## CHALLENGE
Each line of the material must be returned exactly.

## Data records
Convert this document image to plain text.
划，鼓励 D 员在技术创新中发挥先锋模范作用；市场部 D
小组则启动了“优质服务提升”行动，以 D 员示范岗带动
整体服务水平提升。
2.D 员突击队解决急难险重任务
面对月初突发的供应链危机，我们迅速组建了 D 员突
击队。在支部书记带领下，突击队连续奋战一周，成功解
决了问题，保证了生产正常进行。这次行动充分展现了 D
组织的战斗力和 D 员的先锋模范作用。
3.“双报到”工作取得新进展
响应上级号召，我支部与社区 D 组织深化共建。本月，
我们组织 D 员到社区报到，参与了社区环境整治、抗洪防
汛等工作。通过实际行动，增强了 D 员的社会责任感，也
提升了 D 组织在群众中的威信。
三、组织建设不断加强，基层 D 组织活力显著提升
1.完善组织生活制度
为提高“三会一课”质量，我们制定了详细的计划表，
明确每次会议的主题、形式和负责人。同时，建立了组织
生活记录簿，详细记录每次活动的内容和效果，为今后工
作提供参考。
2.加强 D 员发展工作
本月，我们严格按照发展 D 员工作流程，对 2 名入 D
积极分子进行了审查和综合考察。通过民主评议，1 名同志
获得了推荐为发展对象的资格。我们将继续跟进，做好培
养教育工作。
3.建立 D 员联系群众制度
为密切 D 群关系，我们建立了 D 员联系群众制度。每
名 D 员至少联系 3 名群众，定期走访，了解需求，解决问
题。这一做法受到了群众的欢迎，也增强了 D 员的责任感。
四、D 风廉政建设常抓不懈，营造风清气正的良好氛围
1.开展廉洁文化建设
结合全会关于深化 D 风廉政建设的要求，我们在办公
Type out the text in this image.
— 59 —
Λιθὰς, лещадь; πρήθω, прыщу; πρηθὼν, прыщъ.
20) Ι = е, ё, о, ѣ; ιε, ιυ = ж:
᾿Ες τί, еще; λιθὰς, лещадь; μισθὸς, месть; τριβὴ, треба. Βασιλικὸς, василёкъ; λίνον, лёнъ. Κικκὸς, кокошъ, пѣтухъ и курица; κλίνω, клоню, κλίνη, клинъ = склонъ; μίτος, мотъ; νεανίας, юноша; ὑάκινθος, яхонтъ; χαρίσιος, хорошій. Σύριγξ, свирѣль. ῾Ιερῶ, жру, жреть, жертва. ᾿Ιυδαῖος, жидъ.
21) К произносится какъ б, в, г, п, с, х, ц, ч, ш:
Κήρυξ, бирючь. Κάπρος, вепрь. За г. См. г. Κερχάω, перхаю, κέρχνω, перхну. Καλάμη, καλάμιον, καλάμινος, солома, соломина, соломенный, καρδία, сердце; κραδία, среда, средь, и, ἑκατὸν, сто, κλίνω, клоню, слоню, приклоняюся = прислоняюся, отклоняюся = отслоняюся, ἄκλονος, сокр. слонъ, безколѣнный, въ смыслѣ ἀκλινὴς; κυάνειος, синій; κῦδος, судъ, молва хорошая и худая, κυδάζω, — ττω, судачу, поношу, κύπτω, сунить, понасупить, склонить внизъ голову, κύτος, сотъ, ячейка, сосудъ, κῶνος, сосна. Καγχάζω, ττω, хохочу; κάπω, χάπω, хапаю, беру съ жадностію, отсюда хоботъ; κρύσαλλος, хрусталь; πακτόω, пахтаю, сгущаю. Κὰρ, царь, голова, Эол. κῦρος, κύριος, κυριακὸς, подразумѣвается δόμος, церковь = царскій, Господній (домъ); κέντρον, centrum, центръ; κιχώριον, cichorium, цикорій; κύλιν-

## SOLUTION TO THIS TASK
Convert this document image to plain text.
划，鼓励 D 员在技术创新中发挥先锋模范作用；市场部 D
小组则启动了“优质服务提升”行动，以 D 员示范岗带动
整体服务水平提升。
2.D 员突击队解决急难险重任务
面对月初突发的供应链危机，我们迅速组建了 D 员突
击队。在支部书记带领下，突击队连续奋战一周，成功解
决了问题，保证了生产正常进行。这次行动充分展现了 D
组织的战斗力和 D 员的先锋模范作用。
3.“双报到”工作取得新进展
响应上级号召，我支部与社区 D 组织深化共建。本月，
我们组织 D 员到社区报到，参与了社区环境整治、抗洪防
汛等工作。通过实际行动，增强了 D 员的社会责任感，也
提升了 D 组织在群众中的威信。
三、组织建设不断加强，基层 D 组织活力显著提升
1.完善组织生活制度
为提高“三会一课”质量，我们制定了详细的计划表，
明确每次会议的主题、形式和负责人。同时，建立了组织
生活记录簿，详细记录每次活动的内容和效果，为今后工
作提供参考。
2.加强 D 员发展工作
本月，我们严格按照发展 D 员工作流程，对 2 名入 D
积极分子进行了审查和综合考察。通过民主评议，1 名同志
获得了推荐为发展对象的资格。我们将继续跟进，做好培
养教育工作。
3.建立 D 员联系群众制度
为密切 D 群关系，我们建立了 D 员联系群众制度。每
名 D 员至少联系 3 名群众，定期走访，了解需求，解决问
题。这一做法受到了群众的欢迎，也增强了 D 员的责任感。
四、D 风廉政建设常抓不懈，营造风清气正的良好氛围
1.开展廉洁文化建设
结合全会关于深化 D 风廉政建设的要求，我们在办公
Type out the text in this image.
— 59 —
Λιθὰς, лещадь; πρήθω, прыщу; πρηθὼν, прыщъ.
20) Ι = е, ё, о, ѣ; ιε, ιυ = ж:
᾿Ες τί, еще; λιθὰς, лещадь; μισθὸς, месть; τριβὴ, треба. Βασιλικὸς, василёкъ; λίνον, лёнъ. Κικκὸς, кокошъ, пѣтухъ и курица; κλίνω, клоню, κλίνη, клинъ = склонъ; μίτος, мотъ; νεανίας, юноша; ὑάκινθος, яхонтъ; χαρίσιος, хорошій. Σύριγξ, свирѣль. ῾Ιερῶ, жру, жреть, жертва. ᾿Ιυδαῖος, жидъ.
21) К произносится какъ б, в, г, п, с, х, ц, ч, ш:
Κήρυξ, бирючь. Κάπρος, вепрь. За г. См. г. Κερχάω, перхаю, κέρχνω, перхну. Καλάμη, καλάμιον, καλάμινος, солома, соломина, соломенный, καρδία, сердце; κραδία, среда, средь, и, ἑκατὸν, сто, κλίνω, клоню, слоню, приклоняюся = прислоняюся, отклоняюся = отслоняюся, ἄκλονος, сокр. слонъ, безколѣнный, въ смыслѣ ἀκλινὴς; κυάνειος, синій; κῦδος, судъ, молва хорошая и худая, κυδάζω, — ττω, судачу, поношу, κύπτω, сунить, понасупить, склонить внизъ голову, κύτος, сотъ, ячейка, сосудъ, κῶνος, сосна. Καγχάζω, ττω, хохочу; κάπω, χάπω, хапаю, беру съ жадностію, отсюда хоботъ; κρύσαλλος, хрусталь; πακτόω, пахтаю, сгущаю. Κὰρ, царь, голова, Эол. κῦρος, κύριος, κυριακὸς, подразумѣвается δόμος, церковь = царскій, Господній (домъ); κέντρον, centrum, центръ; κιχώριον, cichorium, цикорій; κύλιν-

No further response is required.